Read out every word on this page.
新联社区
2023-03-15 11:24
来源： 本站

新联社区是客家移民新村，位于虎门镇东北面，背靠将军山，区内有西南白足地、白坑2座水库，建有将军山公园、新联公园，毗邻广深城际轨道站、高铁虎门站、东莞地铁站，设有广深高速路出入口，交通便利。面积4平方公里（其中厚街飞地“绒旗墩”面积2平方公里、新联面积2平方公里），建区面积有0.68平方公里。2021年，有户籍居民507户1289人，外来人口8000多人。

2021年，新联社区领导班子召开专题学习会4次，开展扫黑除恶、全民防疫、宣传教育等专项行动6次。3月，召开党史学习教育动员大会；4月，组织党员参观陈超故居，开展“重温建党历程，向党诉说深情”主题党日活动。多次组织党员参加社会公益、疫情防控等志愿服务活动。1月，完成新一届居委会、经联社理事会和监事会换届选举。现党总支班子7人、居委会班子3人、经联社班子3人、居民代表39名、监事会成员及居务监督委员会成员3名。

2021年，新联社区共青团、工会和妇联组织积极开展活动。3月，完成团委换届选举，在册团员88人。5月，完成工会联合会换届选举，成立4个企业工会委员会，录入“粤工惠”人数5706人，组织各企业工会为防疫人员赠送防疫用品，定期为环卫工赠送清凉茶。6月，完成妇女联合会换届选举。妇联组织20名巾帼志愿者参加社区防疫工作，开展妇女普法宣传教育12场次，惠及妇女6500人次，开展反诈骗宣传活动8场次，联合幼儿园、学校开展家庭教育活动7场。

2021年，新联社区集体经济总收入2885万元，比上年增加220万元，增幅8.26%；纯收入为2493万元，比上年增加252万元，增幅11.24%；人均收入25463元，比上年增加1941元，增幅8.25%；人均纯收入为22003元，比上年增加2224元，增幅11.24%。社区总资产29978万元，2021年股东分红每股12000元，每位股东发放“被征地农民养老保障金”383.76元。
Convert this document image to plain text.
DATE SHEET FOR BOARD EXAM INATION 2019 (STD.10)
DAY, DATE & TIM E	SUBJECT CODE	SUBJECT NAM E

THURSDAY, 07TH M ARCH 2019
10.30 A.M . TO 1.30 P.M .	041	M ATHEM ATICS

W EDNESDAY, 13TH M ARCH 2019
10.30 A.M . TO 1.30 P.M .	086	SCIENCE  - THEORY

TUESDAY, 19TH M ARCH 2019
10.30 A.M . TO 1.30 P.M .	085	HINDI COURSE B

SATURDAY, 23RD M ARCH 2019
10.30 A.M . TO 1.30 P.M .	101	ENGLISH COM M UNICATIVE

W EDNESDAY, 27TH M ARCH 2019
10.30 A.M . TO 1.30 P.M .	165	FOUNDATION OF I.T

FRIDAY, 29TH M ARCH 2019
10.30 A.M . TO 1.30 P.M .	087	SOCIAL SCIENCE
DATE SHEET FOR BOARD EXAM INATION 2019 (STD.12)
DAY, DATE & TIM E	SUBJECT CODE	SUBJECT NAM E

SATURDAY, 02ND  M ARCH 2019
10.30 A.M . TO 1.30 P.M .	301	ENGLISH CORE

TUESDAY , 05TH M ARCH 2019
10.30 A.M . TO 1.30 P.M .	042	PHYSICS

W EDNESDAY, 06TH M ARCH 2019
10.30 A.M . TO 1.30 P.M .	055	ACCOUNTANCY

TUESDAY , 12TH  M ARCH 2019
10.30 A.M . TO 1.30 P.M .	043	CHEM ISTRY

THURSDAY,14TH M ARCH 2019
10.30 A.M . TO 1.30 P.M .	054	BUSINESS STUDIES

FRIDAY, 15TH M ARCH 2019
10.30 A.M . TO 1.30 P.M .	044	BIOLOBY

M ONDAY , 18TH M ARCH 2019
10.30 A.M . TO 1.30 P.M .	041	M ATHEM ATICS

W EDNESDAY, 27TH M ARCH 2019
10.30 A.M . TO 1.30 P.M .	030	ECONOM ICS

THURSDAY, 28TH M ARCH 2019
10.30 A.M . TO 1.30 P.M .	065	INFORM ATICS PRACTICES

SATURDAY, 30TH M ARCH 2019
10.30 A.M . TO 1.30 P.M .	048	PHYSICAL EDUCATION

--

Take the lines above and retype all of them exactly.

Read out every word on this page.
新联社区
2023-03-15 11:24
来源： 本站

新联社区是客家移民新村，位于虎门镇东北面，背靠将军山，区内有西南白足地、白坑2座水库，建有将军山公园、新联公园，毗邻广深城际轨道站、高铁虎门站、东莞地铁站，设有广深高速路出入口，交通便利。面积4平方公里（其中厚街飞地“绒旗墩”面积2平方公里、新联面积2平方公里），建区面积有0.68平方公里。2021年，有户籍居民507户1289人，外来人口8000多人。

2021年，新联社区领导班子召开专题学习会4次，开展扫黑除恶、全民防疫、宣传教育等专项行动6次。3月，召开党史学习教育动员大会；4月，组织党员参观陈超故居，开展“重温建党历程，向党诉说深情”主题党日活动。多次组织党员参加社会公益、疫情防控等志愿服务活动。1月，完成新一届居委会、经联社理事会和监事会换届选举。现党总支班子7人、居委会班子3人、经联社班子3人、居民代表39名、监事会成员及居务监督委员会成员3名。

2021年，新联社区共青团、工会和妇联组织积极开展活动。3月，完成团委换届选举，在册团员88人。5月，完成工会联合会换届选举，成立4个企业工会委员会，录入“粤工惠”人数5706人，组织各企业工会为防疫人员赠送防疫用品，定期为环卫工赠送清凉茶。6月，完成妇女联合会换届选举。妇联组织20名巾帼志愿者参加社区防疫工作，开展妇女普法宣传教育12场次，惠及妇女6500人次，开展反诈骗宣传活动8场次，联合幼儿园、学校开展家庭教育活动7场。

2021年，新联社区集体经济总收入2885万元，比上年增加220万元，增幅8.26%；纯收入为2493万元，比上年增加252万元，增幅11.24%；人均收入25463元，比上年增加1941元，增幅8.25%；人均纯收入为22003元，比上年增加2224元，增幅11.24%。社区总资产29978万元，2021年股东分红每股12000元，每位股东发放“被征地农民养老保障金”383.76元。
Convert this document image to plain text.
DATE SHEET FOR BOARD EXAM INATION 2019 (STD.10)
DAY, DATE & TIM E	SUBJECT CODE	SUBJECT NAM E

THURSDAY, 07TH M ARCH 2019
10.30 A.M . TO 1.30 P.M .	041	M ATHEM ATICS

W EDNESDAY, 13TH M ARCH 2019
10.30 A.M . TO 1.30 P.M .	086	SCIENCE  - THEORY

TUESDAY, 19TH M ARCH 2019
10.30 A.M . TO 1.30 P.M .	085	HINDI COURSE B

SATURDAY, 23RD M ARCH 2019
10.30 A.M . TO 1.30 P.M .	101	ENGLISH COM M UNICATIVE

W EDNESDAY, 27TH M ARCH 2019
10.30 A.M . TO 1.30 P.M .	165	FOUNDATION OF I.T

FRIDAY, 29TH M ARCH 2019
10.30 A.M . TO 1.30 P.M .	087	SOCIAL SCIENCE
DATE SHEET FOR BOARD EXAM INATION 2019 (STD.12)
DAY, DATE & TIM E	SUBJECT CODE	SUBJECT NAM E

SATURDAY, 02ND  M ARCH 2019
10.30 A.M . TO 1.30 P.M .	301	ENGLISH CORE

TUESDAY , 05TH M ARCH 2019
10.30 A.M . TO 1.30 P.M .	042	PHYSICS

W EDNESDAY, 06TH M ARCH 2019
10.30 A.M . TO 1.30 P.M .	055	ACCOUNTANCY

TUESDAY , 12TH  M ARCH 2019
10.30 A.M . TO 1.30 P.M .	043	CHEM ISTRY

THURSDAY,14TH M ARCH 2019
10.30 A.M . TO 1.30 P.M .	054	BUSINESS STUDIES

FRIDAY, 15TH M ARCH 2019
10.30 A.M . TO 1.30 P.M .	044	BIOLOBY

M ONDAY , 18TH M ARCH 2019
10.30 A.M . TO 1.30 P.M .	041	M ATHEM ATICS

W EDNESDAY, 27TH M ARCH 2019
10.30 A.M . TO 1.30 P.M .	030	ECONOM ICS

THURSDAY, 28TH M ARCH 2019
10.30 A.M . TO 1.30 P.M .	065	INFORM ATICS PRACTICES

SATURDAY, 30TH M ARCH 2019
10.30 A.M . TO 1.30 P.M .	048	PHYSICAL EDUCATION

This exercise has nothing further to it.